WRITTEN INSTRUCTION
Write the data out again in full, with no departure from the original.

DATA LISTING
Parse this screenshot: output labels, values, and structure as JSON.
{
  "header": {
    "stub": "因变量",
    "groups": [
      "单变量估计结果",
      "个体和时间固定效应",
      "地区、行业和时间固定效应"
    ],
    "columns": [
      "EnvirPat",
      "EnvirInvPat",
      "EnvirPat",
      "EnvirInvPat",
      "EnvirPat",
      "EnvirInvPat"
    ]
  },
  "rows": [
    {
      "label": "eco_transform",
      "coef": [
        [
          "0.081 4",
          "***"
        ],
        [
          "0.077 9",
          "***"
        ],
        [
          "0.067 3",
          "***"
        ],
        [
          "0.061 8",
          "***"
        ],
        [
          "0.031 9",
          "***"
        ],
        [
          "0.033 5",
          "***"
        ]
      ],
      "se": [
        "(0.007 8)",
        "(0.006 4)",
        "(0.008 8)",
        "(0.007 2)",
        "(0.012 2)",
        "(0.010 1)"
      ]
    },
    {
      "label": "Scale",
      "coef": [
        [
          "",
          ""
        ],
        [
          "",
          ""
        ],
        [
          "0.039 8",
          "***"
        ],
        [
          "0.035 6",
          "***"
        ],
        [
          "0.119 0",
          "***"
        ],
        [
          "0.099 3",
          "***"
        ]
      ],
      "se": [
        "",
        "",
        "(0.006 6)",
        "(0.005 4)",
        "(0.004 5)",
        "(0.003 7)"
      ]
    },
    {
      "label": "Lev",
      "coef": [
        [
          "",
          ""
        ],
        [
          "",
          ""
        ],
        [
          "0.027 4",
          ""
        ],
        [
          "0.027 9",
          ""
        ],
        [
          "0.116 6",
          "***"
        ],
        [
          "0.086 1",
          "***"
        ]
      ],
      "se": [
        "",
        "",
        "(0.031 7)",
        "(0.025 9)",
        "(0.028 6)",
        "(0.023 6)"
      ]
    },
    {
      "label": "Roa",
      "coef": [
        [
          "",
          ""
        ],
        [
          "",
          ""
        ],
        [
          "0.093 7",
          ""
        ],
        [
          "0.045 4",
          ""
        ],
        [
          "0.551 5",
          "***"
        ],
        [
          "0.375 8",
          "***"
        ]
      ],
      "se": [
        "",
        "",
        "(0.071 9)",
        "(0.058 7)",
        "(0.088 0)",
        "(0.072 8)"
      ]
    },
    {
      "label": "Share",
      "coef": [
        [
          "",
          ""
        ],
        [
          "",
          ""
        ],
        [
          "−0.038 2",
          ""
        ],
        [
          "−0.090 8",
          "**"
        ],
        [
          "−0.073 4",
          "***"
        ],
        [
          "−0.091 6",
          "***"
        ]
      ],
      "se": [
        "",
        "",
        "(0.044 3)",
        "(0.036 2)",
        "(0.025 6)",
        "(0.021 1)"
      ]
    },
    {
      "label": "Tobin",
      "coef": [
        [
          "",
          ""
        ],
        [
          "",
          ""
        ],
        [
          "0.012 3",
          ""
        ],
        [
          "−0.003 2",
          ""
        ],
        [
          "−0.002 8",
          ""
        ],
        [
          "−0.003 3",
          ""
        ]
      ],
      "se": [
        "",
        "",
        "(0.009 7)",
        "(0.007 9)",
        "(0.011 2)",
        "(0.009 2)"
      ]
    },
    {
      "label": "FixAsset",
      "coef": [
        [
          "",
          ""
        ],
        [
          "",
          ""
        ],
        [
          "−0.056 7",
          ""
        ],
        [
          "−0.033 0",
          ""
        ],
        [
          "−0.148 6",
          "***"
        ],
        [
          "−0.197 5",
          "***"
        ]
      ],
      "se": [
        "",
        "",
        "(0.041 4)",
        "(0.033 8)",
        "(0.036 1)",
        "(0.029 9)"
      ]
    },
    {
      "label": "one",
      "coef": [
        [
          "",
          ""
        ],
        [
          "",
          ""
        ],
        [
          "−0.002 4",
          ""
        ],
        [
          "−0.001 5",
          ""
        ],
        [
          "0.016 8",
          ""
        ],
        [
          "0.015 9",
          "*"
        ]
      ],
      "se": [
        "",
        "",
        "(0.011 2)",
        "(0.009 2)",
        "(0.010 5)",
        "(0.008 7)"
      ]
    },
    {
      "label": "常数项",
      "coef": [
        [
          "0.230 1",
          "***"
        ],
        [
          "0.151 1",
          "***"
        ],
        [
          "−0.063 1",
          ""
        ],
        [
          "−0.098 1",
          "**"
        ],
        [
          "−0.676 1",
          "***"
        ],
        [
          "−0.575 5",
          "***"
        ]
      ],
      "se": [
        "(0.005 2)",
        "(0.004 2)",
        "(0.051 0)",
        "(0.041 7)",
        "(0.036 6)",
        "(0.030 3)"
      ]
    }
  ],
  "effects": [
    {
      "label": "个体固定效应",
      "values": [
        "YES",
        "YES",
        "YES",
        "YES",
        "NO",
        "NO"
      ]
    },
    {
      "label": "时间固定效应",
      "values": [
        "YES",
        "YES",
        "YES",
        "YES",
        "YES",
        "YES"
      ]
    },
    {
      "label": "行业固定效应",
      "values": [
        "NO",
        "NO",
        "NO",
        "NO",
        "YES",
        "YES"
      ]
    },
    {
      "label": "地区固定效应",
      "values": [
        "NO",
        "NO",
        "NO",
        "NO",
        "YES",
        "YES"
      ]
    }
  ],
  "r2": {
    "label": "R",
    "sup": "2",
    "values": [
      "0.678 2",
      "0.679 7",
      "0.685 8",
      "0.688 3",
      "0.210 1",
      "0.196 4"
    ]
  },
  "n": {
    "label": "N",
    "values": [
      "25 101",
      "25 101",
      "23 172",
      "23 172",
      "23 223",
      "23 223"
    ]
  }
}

TASK RESULT
Parse this screenshot: output labels, values, and structure as JSON.
{
  "header": {
    "stub": "因变量",
    "groups": [
      "单变量估计结果",
      "个体和时间固定效应",
      "地区、行业和时间固定效应"
    ],
    "columns": [
      "EnvirPat",
      "EnvirInvPat",
      "EnvirPat",
      "EnvirInvPat",
      "EnvirPat",
      "EnvirInvPat"
    ]
  },
  "rows": [
    {
      "label": "eco_transform",
      "coef": [
        [
          "0.081 4",
          "***"
        ],
        [
          "0.077 9",
          "***"
        ],
        [
          "0.067 3",
          "***"
        ],
        [
          "0.061 8",
          "***"
        ],
        [
          "0.031 9",
          "***"
        ],
        [
          "0.033 5",
          "***"
        ]
      ],
      "se": [
        "(0.007 8)",
        "(0.006 4)",
        "(0.008 8)",
        "(0.007 2)",
        "(0.012 2)",
        "(0.010 1)"
      ]
    },
    {
      "label": "Scale",
      "coef": [
        [
          "",
          ""
        ],
        [
          "",
          ""
        ],
        [
          "0.039 8",
          "***"
        ],
        [
          "0.035 6",
          "***"
        ],
        [
          "0.119 0",
          "***"
        ],
        [
          "0.099 3",
          "***"
        ]
      ],
      "se": [
        "",
        "",
        "(0.006 6)",
        "(0.005 4)",
        "(0.004 5)",
        "(0.003 7)"
      ]
    },
    {
      "label": "Lev",
      "coef": [
        [
          "",
          ""
        ],
        [
          "",
          ""
        ],
        [
          "0.027 4",
          ""
        ],
        [
          "0.027 9",
          ""
        ],
        [
          "0.116 6",
          "***"
        ],
        [
          "0.086 1",
          "***"
        ]
      ],
      "se": [
        "",
        "",
        "(0.031 7)",
        "(0.025 9)",
        "(0.028 6)",
        "(0.023 6)"
      ]
    },
    {
      "label": "Roa",
      "coef": [
        [
          "",
          ""
        ],
        [
          "",
          ""
        ],
        [
          "0.093 7",
          ""
        ],
        [
          "0.045 4",
          ""
        ],
        [
          "0.551 5",
          "***"
        ],
        [
          "0.375 8",
          "***"
        ]
      ],
      "se": [
        "",
        "",
        "(0.071 9)",
        "(0.058 7)",
        "(0.088 0)",
        "(0.072 8)"
      ]
    },
    {
      "label": "Share",
      "coef": [
        [
          "",
          ""
        ],
        [
          "",
          ""
        ],
        [
          "−0.038 2",
          ""
        ],
        [
          "−0.090 8",
          "**"
        ],
        [
          "−0.073 4",
          "***"
        ],
        [
          "−0.091 6",
          "***"
        ]
      ],
      "se": [
        "",
        "",
        "(0.044 3)",
        "(0.036 2)",
        "(0.025 6)",
        "(0.021 1)"
      ]
    },
    {
      "label": "Tobin",
      "coef": [
        [
          "",
          ""
        ],
        [
          "",
          ""
        ],
        [
          "0.012 3",
          ""
        ],
        [
          "−0.003 2",
          ""
        ],
        [
          "−0.002 8",
          ""
        ],
        [
          "−0.003 3",
          ""
        ]
      ],
      "se": [
        "",
        "",
        "(0.009 7)",
        "(0.007 9)",
        "(0.011 2)",
        "(0.009 2)"
      ]
    },
    {
      "label": "FixAsset",
      "coef": [
        [
          "",
          ""
        ],
        [
          "",
          ""
        ],
        [
          "−0.056 7",
          ""
        ],
        [
          "−0.033 0",
          ""
        ],
        [
          "−0.148 6",
          "***"
        ],
        [
          "−0.197 5",
          "***"
        ]
      ],
      "se": [
        "",
        "",
        "(0.041 4)",
        "(0.033 8)",
        "(0.036 1)",
        "(0.029 9)"
      ]
    },
    {
      "label": "one",
      "coef": [
        [
          "",
          ""
        ],
        [
          "",
          ""
        ],
        [
          "−0.002 4",
          ""
        ],
        [
          "−0.001 5",
          ""
        ],
        [
          "0.016 8",
          ""
        ],
        [
          "0.015 9",
          "*"
        ]
      ],
      "se": [
        "",
        "",
        "(0.011 2)",
        "(0.009 2)",
        "(0.010 5)",
        "(0.008 7)"
      ]
    },
    {
      "label": "常数项",
      "coef": [
        [
          "0.230 1",
          "***"
        ],
        [
          "0.151 1",
          "***"
        ],
        [
          "−0.063 1",
          ""
        ],
        [
          "−0.098 1",
          "**"
        ],
        [
          "−0.676 1",
          "***"
        ],
        [
          "−0.575 5",
          "***"
        ]
      ],
      "se": [
        "(0.005 2)",
        "(0.004 2)",
        "(0.051 0)",
        "(0.041 7)",
        "(0.036 6)",
        "(0.030 3)"
      ]
    }
  ],
  "effects": [
    {
      "label": "个体固定效应",
      "values": [
        "YES",
        "YES",
        "YES",
        "YES",
        "NO",
        "NO"
      ]
    },
    {
      "label": "时间固定效应",
      "values": [
        "YES",
        "YES",
        "YES",
        "YES",
        "YES",
        "YES"
      ]
    },
    {
      "label": "行业固定效应",
      "values": [
        "NO",
        "NO",
        "NO",
        "NO",
        "YES",
        "YES"
      ]
    },
    {
      "label": "地区固定效应",
      "values": [
        "NO",
        "NO",
        "NO",
        "NO",
        "YES",
        "YES"
      ]
    }
  ],
  "r2": {
    "label": "R",
    "sup": "2",
    "values": [
      "0.678 2",
      "0.679 7",
      "0.685 8",
      "0.688 3",
      "0.210 1",
      "0.196 4"
    ]
  },
  "n": {
    "label": "N",
    "values": [
      "25 101",
      "25 101",
      "23 172",
      "23 172",
      "23 223",
      "23 223"
    ]
  }
}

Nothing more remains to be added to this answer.